The listing below must be repeated word for word, with its images excluded.

*Dataset*.

▼

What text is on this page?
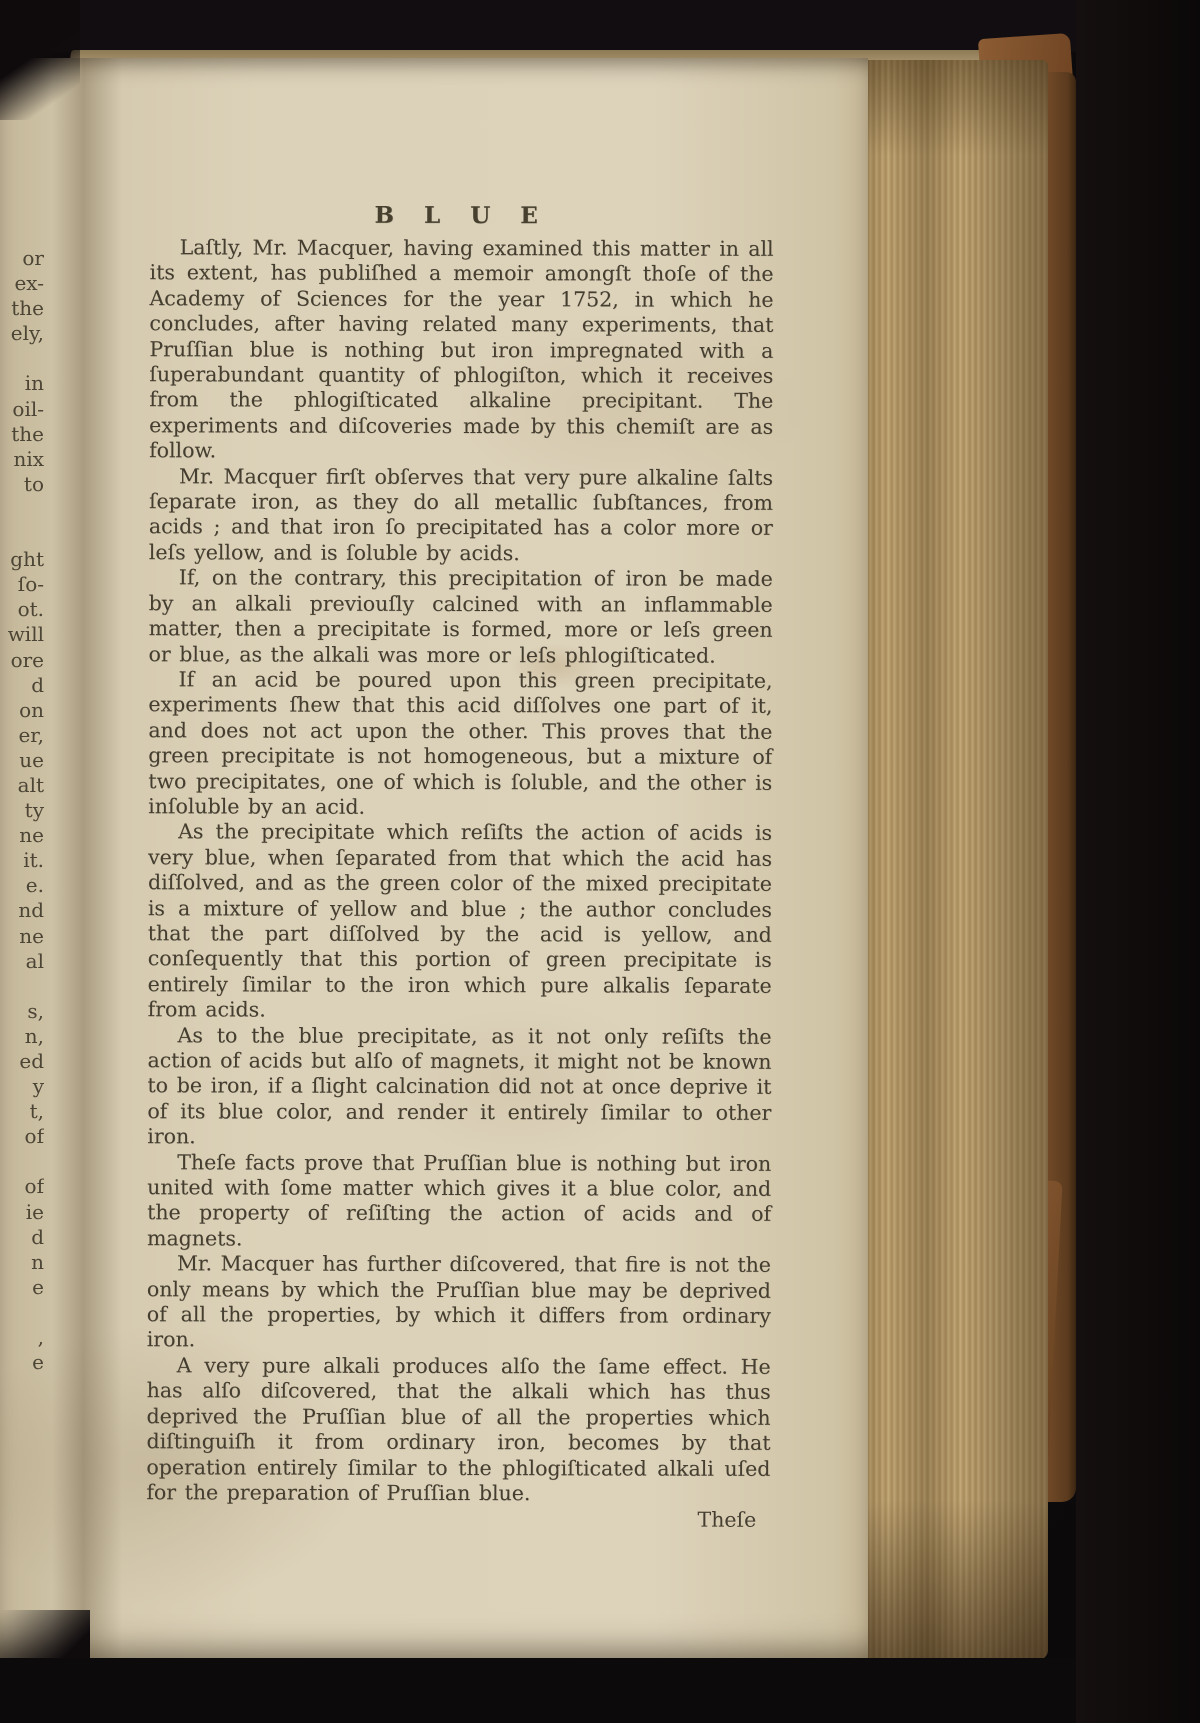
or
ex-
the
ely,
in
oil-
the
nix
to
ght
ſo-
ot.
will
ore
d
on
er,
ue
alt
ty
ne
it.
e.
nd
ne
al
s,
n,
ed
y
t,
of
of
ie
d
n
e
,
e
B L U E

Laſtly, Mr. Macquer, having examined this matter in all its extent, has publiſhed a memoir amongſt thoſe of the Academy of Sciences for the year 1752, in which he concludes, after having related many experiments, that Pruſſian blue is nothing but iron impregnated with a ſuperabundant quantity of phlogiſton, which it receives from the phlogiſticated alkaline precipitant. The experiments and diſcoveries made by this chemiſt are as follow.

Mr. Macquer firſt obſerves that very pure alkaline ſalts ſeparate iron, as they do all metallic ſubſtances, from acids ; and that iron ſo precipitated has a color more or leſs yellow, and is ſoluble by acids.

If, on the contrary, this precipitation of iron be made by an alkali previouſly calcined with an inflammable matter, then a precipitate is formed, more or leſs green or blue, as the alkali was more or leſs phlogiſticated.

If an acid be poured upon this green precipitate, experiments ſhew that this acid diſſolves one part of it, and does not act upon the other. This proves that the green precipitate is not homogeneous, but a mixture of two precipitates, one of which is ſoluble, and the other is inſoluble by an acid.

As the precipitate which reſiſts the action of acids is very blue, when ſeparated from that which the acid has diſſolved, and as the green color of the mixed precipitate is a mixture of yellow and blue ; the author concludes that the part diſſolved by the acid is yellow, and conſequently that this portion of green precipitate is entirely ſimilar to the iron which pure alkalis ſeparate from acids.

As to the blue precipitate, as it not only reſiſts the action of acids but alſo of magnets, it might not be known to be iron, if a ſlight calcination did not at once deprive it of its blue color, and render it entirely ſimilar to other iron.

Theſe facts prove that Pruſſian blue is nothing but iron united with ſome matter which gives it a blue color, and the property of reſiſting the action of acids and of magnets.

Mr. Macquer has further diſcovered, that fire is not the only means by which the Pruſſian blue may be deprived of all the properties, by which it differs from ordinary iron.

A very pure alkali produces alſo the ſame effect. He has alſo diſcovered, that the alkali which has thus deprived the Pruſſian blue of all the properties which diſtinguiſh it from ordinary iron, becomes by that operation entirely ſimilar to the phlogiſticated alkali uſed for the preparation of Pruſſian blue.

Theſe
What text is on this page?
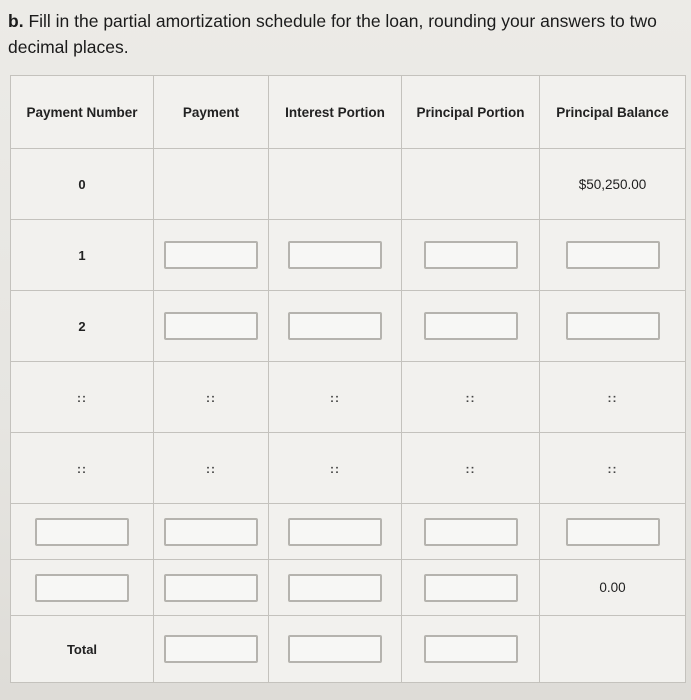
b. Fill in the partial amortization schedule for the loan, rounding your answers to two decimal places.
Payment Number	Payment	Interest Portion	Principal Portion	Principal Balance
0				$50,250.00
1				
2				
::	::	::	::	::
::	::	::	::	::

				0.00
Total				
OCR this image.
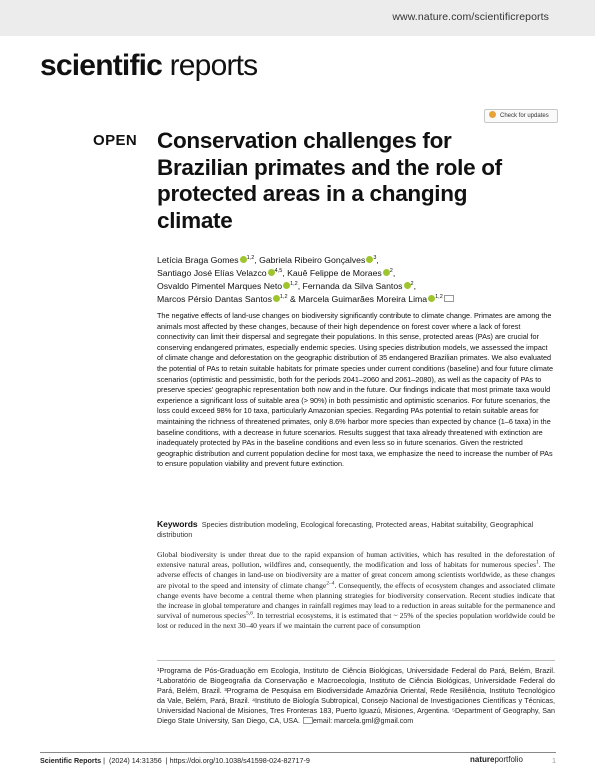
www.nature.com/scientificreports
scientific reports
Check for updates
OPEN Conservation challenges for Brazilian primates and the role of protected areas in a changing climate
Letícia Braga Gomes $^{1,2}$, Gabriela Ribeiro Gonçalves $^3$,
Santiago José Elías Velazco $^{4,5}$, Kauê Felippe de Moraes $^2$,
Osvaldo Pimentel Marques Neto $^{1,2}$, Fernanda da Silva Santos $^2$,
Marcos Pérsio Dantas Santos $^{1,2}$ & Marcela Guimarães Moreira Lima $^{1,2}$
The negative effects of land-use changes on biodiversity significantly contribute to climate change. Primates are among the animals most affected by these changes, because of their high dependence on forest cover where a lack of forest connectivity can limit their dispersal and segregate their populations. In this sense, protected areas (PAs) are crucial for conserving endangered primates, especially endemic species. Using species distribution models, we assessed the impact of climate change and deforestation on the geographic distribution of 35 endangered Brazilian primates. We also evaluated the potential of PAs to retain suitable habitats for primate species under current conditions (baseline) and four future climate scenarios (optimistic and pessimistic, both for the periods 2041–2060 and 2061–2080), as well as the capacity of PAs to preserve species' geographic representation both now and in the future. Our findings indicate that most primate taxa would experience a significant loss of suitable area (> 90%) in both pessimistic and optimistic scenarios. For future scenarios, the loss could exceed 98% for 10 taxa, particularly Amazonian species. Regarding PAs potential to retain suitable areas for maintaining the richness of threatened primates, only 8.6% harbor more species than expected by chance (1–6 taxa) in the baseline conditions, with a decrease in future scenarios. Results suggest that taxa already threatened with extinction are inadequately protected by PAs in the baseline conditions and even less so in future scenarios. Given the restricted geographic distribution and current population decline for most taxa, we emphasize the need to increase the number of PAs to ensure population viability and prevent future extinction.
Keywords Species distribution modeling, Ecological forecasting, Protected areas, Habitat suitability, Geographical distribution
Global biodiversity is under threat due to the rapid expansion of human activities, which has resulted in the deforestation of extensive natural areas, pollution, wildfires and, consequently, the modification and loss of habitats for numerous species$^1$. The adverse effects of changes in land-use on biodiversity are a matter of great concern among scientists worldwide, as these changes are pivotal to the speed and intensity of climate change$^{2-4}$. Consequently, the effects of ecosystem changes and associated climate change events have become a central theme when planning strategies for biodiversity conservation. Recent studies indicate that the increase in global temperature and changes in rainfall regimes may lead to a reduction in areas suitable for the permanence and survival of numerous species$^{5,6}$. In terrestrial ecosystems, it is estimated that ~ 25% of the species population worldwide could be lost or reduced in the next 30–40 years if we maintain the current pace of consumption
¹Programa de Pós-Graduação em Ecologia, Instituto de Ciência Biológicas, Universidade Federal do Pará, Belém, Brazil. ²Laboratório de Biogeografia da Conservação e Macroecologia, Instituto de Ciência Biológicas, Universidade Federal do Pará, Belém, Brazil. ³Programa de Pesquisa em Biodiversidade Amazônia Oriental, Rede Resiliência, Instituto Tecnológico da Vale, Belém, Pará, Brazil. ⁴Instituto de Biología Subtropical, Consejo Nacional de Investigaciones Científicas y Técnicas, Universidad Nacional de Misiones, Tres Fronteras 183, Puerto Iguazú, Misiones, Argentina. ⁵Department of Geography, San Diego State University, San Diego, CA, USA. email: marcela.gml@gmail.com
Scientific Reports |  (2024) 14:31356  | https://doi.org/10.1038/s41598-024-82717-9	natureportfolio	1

▲

*Final result*.
What text is on this page?
or
ex-
the
ely,
in
oil-
the
nix
to
ght
ſo-
ot.
will
ore
d
on
er,
ue
alt
ty
ne
it.
e.
nd
ne
al
s,
n,
ed
y
t,
of
of
ie
d
n
e
,
e
B L U E

Laſtly, Mr. Macquer, having examined this matter in all its extent, has publiſhed a memoir amongſt thoſe of the Academy of Sciences for the year 1752, in which he concludes, after having related many experiments, that Pruſſian blue is nothing but iron impregnated with a ſuperabundant quantity of phlogiſton, which it receives from the phlogiſticated alkaline precipitant. The experiments and diſcoveries made by this chemiſt are as follow.

Mr. Macquer firſt obſerves that very pure alkaline ſalts ſeparate iron, as they do all metallic ſubſtances, from acids ; and that iron ſo precipitated has a color more or leſs yellow, and is ſoluble by acids.

If, on the contrary, this precipitation of iron be made by an alkali previouſly calcined with an inflammable matter, then a precipitate is formed, more or leſs green or blue, as the alkali was more or leſs phlogiſticated.

If an acid be poured upon this green precipitate, experiments ſhew that this acid diſſolves one part of it, and does not act upon the other. This proves that the green precipitate is not homogeneous, but a mixture of two precipitates, one of which is ſoluble, and the other is inſoluble by an acid.

As the precipitate which reſiſts the action of acids is very blue, when ſeparated from that which the acid has diſſolved, and as the green color of the mixed precipitate is a mixture of yellow and blue ; the author concludes that the part diſſolved by the acid is yellow, and conſequently that this portion of green precipitate is entirely ſimilar to the iron which pure alkalis ſeparate from acids.

As to the blue precipitate, as it not only reſiſts the action of acids but alſo of magnets, it might not be known to be iron, if a ſlight calcination did not at once deprive it of its blue color, and render it entirely ſimilar to other iron.

Theſe facts prove that Pruſſian blue is nothing but iron united with ſome matter which gives it a blue color, and the property of reſiſting the action of acids and of magnets.

Mr. Macquer has further diſcovered, that fire is not the only means by which the Pruſſian blue may be deprived of all the properties, by which it differs from ordinary iron.

A very pure alkali produces alſo the ſame effect. He has alſo diſcovered, that the alkali which has thus deprived the Pruſſian blue of all the properties which diſtinguiſh it from ordinary iron, becomes by that operation entirely ſimilar to the phlogiſticated alkali uſed for the preparation of Pruſſian blue.

Theſe
What text is on this page?
b. Fill in the partial amortization schedule for the loan, rounding your answers to two decimal places.
Payment Number	Payment	Interest Portion	Principal Portion	Principal Balance
0				$50,250.00
1				
2				
::	::	::	::	::
::	::	::	::	::

				0.00
Total				
OCR this image.
www.nature.com/scientificreports
scientific reports
Check for updates
OPEN Conservation challenges for Brazilian primates and the role of protected areas in a changing climate
Letícia Braga Gomes $^{1,2}$, Gabriela Ribeiro Gonçalves $^3$,
Santiago José Elías Velazco $^{4,5}$, Kauê Felippe de Moraes $^2$,
Osvaldo Pimentel Marques Neto $^{1,2}$, Fernanda da Silva Santos $^2$,
Marcos Pérsio Dantas Santos $^{1,2}$ & Marcela Guimarães Moreira Lima $^{1,2}$
The negative effects of land-use changes on biodiversity significantly contribute to climate change. Primates are among the animals most affected by these changes, because of their high dependence on forest cover where a lack of forest connectivity can limit their dispersal and segregate their populations. In this sense, protected areas (PAs) are crucial for conserving endangered primates, especially endemic species. Using species distribution models, we assessed the impact of climate change and deforestation on the geographic distribution of 35 endangered Brazilian primates. We also evaluated the potential of PAs to retain suitable habitats for primate species under current conditions (baseline) and four future climate scenarios (optimistic and pessimistic, both for the periods 2041–2060 and 2061–2080), as well as the capacity of PAs to preserve species' geographic representation both now and in the future. Our findings indicate that most primate taxa would experience a significant loss of suitable area (> 90%) in both pessimistic and optimistic scenarios. For future scenarios, the loss could exceed 98% for 10 taxa, particularly Amazonian species. Regarding PAs potential to retain suitable areas for maintaining the richness of threatened primates, only 8.6% harbor more species than expected by chance (1–6 taxa) in the baseline conditions, with a decrease in future scenarios. Results suggest that taxa already threatened with extinction are inadequately protected by PAs in the baseline conditions and even less so in future scenarios. Given the restricted geographic distribution and current population decline for most taxa, we emphasize the need to increase the number of PAs to ensure population viability and prevent future extinction.
Keywords Species distribution modeling, Ecological forecasting, Protected areas, Habitat suitability, Geographical distribution
Global biodiversity is under threat due to the rapid expansion of human activities, which has resulted in the deforestation of extensive natural areas, pollution, wildfires and, consequently, the modification and loss of habitats for numerous species$^1$. The adverse effects of changes in land-use on biodiversity are a matter of great concern among scientists worldwide, as these changes are pivotal to the speed and intensity of climate change$^{2-4}$. Consequently, the effects of ecosystem changes and associated climate change events have become a central theme when planning strategies for biodiversity conservation. Recent studies indicate that the increase in global temperature and changes in rainfall regimes may lead to a reduction in areas suitable for the permanence and survival of numerous species$^{5,6}$. In terrestrial ecosystems, it is estimated that ~ 25% of the species population worldwide could be lost or reduced in the next 30–40 years if we maintain the current pace of consumption
¹Programa de Pós-Graduação em Ecologia, Instituto de Ciência Biológicas, Universidade Federal do Pará, Belém, Brazil. ²Laboratório de Biogeografia da Conservação e Macroecologia, Instituto de Ciência Biológicas, Universidade Federal do Pará, Belém, Brazil. ³Programa de Pesquisa em Biodiversidade Amazônia Oriental, Rede Resiliência, Instituto Tecnológico da Vale, Belém, Pará, Brazil. ⁴Instituto de Biología Subtropical, Consejo Nacional de Investigaciones Científicas y Técnicas, Universidad Nacional de Misiones, Tres Fronteras 183, Puerto Iguazú, Misiones, Argentina. ⁵Department of Geography, San Diego State University, San Diego, CA, USA. email: marcela.gml@gmail.com
Scientific Reports |  (2024) 14:31356  | https://doi.org/10.1038/s41598-024-82717-9	natureportfolio	1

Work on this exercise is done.